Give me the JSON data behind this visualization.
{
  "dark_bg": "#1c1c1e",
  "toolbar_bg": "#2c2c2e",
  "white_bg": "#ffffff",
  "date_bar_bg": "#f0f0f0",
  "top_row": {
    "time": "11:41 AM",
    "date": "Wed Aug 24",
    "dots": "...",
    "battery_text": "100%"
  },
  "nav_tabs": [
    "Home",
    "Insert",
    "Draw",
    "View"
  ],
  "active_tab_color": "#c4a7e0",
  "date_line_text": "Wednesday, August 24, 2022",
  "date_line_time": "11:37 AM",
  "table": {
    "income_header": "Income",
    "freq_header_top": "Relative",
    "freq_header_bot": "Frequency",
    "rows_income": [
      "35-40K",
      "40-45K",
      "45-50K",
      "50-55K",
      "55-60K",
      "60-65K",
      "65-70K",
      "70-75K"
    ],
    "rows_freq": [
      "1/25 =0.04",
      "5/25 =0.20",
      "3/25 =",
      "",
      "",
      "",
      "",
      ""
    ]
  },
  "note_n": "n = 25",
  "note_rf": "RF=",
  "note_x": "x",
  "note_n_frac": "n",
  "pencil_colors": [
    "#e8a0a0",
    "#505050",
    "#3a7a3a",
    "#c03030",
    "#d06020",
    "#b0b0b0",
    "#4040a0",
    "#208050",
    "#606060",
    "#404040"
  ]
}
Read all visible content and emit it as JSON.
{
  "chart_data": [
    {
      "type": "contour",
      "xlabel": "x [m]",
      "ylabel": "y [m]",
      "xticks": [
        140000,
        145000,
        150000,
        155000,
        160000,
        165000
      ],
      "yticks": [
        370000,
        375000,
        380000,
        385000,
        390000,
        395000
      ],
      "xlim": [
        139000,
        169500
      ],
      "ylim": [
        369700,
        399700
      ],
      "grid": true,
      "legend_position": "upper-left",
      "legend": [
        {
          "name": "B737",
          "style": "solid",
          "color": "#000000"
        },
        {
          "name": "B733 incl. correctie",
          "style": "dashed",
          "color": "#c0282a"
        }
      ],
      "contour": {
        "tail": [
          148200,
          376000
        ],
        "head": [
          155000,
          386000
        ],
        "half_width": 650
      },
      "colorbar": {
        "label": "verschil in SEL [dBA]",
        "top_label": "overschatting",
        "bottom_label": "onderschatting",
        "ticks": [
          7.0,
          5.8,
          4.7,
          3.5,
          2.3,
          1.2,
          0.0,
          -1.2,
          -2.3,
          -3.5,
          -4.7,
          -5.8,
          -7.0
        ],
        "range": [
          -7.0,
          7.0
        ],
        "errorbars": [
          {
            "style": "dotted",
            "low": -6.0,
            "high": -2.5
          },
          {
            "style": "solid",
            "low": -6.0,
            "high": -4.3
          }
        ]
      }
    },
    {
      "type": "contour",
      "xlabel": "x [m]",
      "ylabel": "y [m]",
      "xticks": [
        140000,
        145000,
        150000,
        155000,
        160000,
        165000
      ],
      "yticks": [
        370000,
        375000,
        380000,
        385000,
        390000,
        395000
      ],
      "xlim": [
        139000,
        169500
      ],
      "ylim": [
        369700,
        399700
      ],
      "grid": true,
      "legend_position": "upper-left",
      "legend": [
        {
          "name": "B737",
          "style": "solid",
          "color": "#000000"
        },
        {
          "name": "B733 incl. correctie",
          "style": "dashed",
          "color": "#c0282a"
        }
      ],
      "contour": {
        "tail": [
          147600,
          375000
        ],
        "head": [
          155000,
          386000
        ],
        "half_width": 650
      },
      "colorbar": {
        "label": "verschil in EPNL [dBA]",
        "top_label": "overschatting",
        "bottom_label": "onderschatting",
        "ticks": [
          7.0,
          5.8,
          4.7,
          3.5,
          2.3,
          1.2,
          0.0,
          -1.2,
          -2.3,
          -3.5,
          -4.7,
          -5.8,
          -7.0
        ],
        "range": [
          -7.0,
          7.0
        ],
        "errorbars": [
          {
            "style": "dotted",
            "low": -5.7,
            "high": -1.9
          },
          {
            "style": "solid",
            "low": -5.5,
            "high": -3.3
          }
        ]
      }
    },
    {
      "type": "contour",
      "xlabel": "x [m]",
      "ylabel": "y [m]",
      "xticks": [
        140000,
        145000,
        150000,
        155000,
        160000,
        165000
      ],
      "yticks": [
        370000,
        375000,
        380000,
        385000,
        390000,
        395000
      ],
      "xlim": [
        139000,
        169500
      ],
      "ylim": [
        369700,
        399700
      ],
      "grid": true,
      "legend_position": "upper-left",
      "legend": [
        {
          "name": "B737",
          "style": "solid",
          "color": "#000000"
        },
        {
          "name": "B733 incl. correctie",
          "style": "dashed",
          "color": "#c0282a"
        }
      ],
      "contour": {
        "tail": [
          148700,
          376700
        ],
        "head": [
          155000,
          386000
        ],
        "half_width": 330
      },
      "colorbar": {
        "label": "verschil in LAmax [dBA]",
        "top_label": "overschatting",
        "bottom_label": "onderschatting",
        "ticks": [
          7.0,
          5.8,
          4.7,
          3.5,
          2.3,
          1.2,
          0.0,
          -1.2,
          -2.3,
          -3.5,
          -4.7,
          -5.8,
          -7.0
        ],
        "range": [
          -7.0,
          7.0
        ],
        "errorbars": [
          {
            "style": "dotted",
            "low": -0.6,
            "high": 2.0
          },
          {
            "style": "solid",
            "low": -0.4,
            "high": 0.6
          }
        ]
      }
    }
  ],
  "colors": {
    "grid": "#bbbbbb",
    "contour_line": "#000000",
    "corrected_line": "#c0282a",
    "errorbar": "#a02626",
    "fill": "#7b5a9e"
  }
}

◆ ◆ ◆ ◆ ◆

Repeat the material above in full, quoting it exactly.

## Solution for this task
Give me the JSON data behind this visualization.
{
  "dark_bg": "#1c1c1e",
  "toolbar_bg": "#2c2c2e",
  "white_bg": "#ffffff",
  "date_bar_bg": "#f0f0f0",
  "top_row": {
    "time": "11:41 AM",
    "date": "Wed Aug 24",
    "dots": "...",
    "battery_text": "100%"
  },
  "nav_tabs": [
    "Home",
    "Insert",
    "Draw",
    "View"
  ],
  "active_tab_color": "#c4a7e0",
  "date_line_text": "Wednesday, August 24, 2022",
  "date_line_time": "11:37 AM",
  "table": {
    "income_header": "Income",
    "freq_header_top": "Relative",
    "freq_header_bot": "Frequency",
    "rows_income": [
      "35-40K",
      "40-45K",
      "45-50K",
      "50-55K",
      "55-60K",
      "60-65K",
      "65-70K",
      "70-75K"
    ],
    "rows_freq": [
      "1/25 =0.04",
      "5/25 =0.20",
      "3/25 =",
      "",
      "",
      "",
      "",
      ""
    ]
  },
  "note_n": "n = 25",
  "note_rf": "RF=",
  "note_x": "x",
  "note_n_frac": "n",
  "pencil_colors": [
    "#e8a0a0",
    "#505050",
    "#3a7a3a",
    "#c03030",
    "#d06020",
    "#b0b0b0",
    "#4040a0",
    "#208050",
    "#606060",
    "#404040"
  ]
}
Read all visible content and emit it as JSON.
{
  "chart_data": [
    {
      "type": "contour",
      "xlabel": "x [m]",
      "ylabel": "y [m]",
      "xticks": [
        140000,
        145000,
        150000,
        155000,
        160000,
        165000
      ],
      "yticks": [
        370000,
        375000,
        380000,
        385000,
        390000,
        395000
      ],
      "xlim": [
        139000,
        169500
      ],
      "ylim": [
        369700,
        399700
      ],
      "grid": true,
      "legend_position": "upper-left",
      "legend": [
        {
          "name": "B737",
          "style": "solid",
          "color": "#000000"
        },
        {
          "name": "B733 incl. correctie",
          "style": "dashed",
          "color": "#c0282a"
        }
      ],
      "contour": {
        "tail": [
          148200,
          376000
        ],
        "head": [
          155000,
          386000
        ],
        "half_width": 650
      },
      "colorbar": {
        "label": "verschil in SEL [dBA]",
        "top_label": "overschatting",
        "bottom_label": "onderschatting",
        "ticks": [
          7.0,
          5.8,
          4.7,
          3.5,
          2.3,
          1.2,
          0.0,
          -1.2,
          -2.3,
          -3.5,
          -4.7,
          -5.8,
          -7.0
        ],
        "range": [
          -7.0,
          7.0
        ],
        "errorbars": [
          {
            "style": "dotted",
            "low": -6.0,
            "high": -2.5
          },
          {
            "style": "solid",
            "low": -6.0,
            "high": -4.3
          }
        ]
      }
    },
    {
      "type": "contour",
      "xlabel": "x [m]",
      "ylabel": "y [m]",
      "xticks": [
        140000,
        145000,
        150000,
        155000,
        160000,
        165000
      ],
      "yticks": [
        370000,
        375000,
        380000,
        385000,
        390000,
        395000
      ],
      "xlim": [
        139000,
        169500
      ],
      "ylim": [
        369700,
        399700
      ],
      "grid": true,
      "legend_position": "upper-left",
      "legend": [
        {
          "name": "B737",
          "style": "solid",
          "color": "#000000"
        },
        {
          "name": "B733 incl. correctie",
          "style": "dashed",
          "color": "#c0282a"
        }
      ],
      "contour": {
        "tail": [
          147600,
          375000
        ],
        "head": [
          155000,
          386000
        ],
        "half_width": 650
      },
      "colorbar": {
        "label": "verschil in EPNL [dBA]",
        "top_label": "overschatting",
        "bottom_label": "onderschatting",
        "ticks": [
          7.0,
          5.8,
          4.7,
          3.5,
          2.3,
          1.2,
          0.0,
          -1.2,
          -2.3,
          -3.5,
          -4.7,
          -5.8,
          -7.0
        ],
        "range": [
          -7.0,
          7.0
        ],
        "errorbars": [
          {
            "style": "dotted",
            "low": -5.7,
            "high": -1.9
          },
          {
            "style": "solid",
            "low": -5.5,
            "high": -3.3
          }
        ]
      }
    },
    {
      "type": "contour",
      "xlabel": "x [m]",
      "ylabel": "y [m]",
      "xticks": [
        140000,
        145000,
        150000,
        155000,
        160000,
        165000
      ],
      "yticks": [
        370000,
        375000,
        380000,
        385000,
        390000,
        395000
      ],
      "xlim": [
        139000,
        169500
      ],
      "ylim": [
        369700,
        399700
      ],
      "grid": true,
      "legend_position": "upper-left",
      "legend": [
        {
          "name": "B737",
          "style": "solid",
          "color": "#000000"
        },
        {
          "name": "B733 incl. correctie",
          "style": "dashed",
          "color": "#c0282a"
        }
      ],
      "contour": {
        "tail": [
          148700,
          376700
        ],
        "head": [
          155000,
          386000
        ],
        "half_width": 330
      },
      "colorbar": {
        "label": "verschil in LAmax [dBA]",
        "top_label": "overschatting",
        "bottom_label": "onderschatting",
        "ticks": [
          7.0,
          5.8,
          4.7,
          3.5,
          2.3,
          1.2,
          0.0,
          -1.2,
          -2.3,
          -3.5,
          -4.7,
          -5.8,
          -7.0
        ],
        "range": [
          -7.0,
          7.0
        ],
        "errorbars": [
          {
            "style": "dotted",
            "low": -0.6,
            "high": 2.0
          },
          {
            "style": "solid",
            "low": -0.4,
            "high": 0.6
          }
        ]
      }
    }
  ],
  "colors": {
    "grid": "#bbbbbb",
    "contour_line": "#000000",
    "corrected_line": "#c0282a",
    "errorbar": "#a02626",
    "fill": "#7b5a9e"
  }
}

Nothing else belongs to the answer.